**Source material**
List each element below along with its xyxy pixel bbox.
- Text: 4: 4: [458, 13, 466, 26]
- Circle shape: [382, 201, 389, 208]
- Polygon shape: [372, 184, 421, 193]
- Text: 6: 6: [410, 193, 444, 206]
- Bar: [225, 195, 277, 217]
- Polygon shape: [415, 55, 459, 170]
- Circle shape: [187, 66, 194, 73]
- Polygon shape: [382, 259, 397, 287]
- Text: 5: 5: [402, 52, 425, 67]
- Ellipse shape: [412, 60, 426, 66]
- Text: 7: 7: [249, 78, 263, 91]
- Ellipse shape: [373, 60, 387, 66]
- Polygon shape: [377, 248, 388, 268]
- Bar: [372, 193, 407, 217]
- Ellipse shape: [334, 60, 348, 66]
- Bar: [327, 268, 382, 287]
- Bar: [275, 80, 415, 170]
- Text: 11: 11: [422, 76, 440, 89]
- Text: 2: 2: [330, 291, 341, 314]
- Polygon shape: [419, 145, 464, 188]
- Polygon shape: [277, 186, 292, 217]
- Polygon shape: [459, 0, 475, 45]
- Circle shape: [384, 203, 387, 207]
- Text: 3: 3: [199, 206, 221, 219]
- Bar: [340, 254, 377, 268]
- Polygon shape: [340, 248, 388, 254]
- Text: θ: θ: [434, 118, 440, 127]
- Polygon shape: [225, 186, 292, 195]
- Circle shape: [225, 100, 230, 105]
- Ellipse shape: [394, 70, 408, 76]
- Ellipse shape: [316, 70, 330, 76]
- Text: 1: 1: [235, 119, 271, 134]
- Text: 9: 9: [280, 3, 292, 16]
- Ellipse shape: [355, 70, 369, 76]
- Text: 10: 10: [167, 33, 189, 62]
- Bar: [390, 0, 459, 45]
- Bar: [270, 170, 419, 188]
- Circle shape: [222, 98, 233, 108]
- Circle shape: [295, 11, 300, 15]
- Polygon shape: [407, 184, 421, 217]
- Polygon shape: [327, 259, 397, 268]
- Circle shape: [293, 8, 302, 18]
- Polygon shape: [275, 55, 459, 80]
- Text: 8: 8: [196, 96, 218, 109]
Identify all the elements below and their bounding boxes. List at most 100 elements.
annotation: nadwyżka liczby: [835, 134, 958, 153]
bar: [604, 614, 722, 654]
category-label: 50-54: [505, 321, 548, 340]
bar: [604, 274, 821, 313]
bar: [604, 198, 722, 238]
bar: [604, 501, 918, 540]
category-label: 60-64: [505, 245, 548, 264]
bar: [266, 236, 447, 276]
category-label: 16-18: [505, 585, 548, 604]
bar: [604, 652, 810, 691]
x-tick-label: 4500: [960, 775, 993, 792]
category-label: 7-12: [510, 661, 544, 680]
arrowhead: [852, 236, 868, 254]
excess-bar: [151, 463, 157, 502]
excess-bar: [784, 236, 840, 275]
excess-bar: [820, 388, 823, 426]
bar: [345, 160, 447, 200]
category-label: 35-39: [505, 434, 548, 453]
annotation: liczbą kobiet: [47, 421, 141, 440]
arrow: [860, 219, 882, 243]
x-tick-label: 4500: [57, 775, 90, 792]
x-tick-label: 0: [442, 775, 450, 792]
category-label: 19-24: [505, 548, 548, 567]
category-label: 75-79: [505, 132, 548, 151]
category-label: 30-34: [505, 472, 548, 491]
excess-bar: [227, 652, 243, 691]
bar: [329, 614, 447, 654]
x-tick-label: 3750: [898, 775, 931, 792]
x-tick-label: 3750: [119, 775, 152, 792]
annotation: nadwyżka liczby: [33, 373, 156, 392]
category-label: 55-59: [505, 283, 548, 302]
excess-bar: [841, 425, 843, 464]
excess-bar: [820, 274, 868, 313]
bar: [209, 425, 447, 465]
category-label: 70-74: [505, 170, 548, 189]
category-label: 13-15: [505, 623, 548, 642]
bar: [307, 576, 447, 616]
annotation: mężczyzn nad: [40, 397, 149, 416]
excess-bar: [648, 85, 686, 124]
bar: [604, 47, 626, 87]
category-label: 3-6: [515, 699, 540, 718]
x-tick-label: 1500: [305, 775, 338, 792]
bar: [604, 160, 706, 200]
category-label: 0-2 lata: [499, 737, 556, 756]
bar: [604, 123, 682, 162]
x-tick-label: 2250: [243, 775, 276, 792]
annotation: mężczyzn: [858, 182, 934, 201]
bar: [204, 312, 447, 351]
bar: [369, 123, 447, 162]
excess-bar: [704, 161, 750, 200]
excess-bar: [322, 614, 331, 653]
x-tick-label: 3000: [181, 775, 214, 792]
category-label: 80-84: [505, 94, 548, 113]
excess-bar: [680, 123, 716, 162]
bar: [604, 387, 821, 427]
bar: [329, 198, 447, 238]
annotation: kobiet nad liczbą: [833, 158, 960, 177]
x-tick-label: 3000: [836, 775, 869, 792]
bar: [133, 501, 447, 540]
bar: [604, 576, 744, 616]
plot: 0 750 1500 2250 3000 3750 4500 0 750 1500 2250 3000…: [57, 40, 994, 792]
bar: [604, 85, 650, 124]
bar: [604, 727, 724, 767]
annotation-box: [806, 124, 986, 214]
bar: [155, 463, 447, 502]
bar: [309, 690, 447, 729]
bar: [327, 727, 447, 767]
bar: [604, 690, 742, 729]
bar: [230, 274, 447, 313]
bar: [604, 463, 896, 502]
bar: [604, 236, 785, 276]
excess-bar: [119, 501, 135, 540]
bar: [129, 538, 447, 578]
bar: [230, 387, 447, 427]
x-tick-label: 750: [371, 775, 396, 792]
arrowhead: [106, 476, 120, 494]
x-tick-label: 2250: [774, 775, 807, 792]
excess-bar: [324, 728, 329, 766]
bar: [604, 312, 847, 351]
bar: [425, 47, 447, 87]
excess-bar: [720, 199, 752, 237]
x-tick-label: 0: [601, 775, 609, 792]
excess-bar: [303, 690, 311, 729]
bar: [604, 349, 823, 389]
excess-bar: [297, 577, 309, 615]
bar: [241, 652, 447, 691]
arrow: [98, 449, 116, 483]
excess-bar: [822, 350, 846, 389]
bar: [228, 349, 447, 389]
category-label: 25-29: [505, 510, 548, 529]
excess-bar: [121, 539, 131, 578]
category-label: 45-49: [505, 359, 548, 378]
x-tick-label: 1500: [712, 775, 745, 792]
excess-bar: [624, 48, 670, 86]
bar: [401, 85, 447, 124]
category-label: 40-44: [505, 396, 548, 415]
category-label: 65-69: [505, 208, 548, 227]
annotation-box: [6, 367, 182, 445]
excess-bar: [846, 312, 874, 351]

**What you need to do**
Extract each line of the items above that contains the word "liczbą".

**Answer**
annotation: liczbą kobiet: [47, 421, 141, 440]
annotation: kobiet nad liczbą: [833, 158, 960, 177]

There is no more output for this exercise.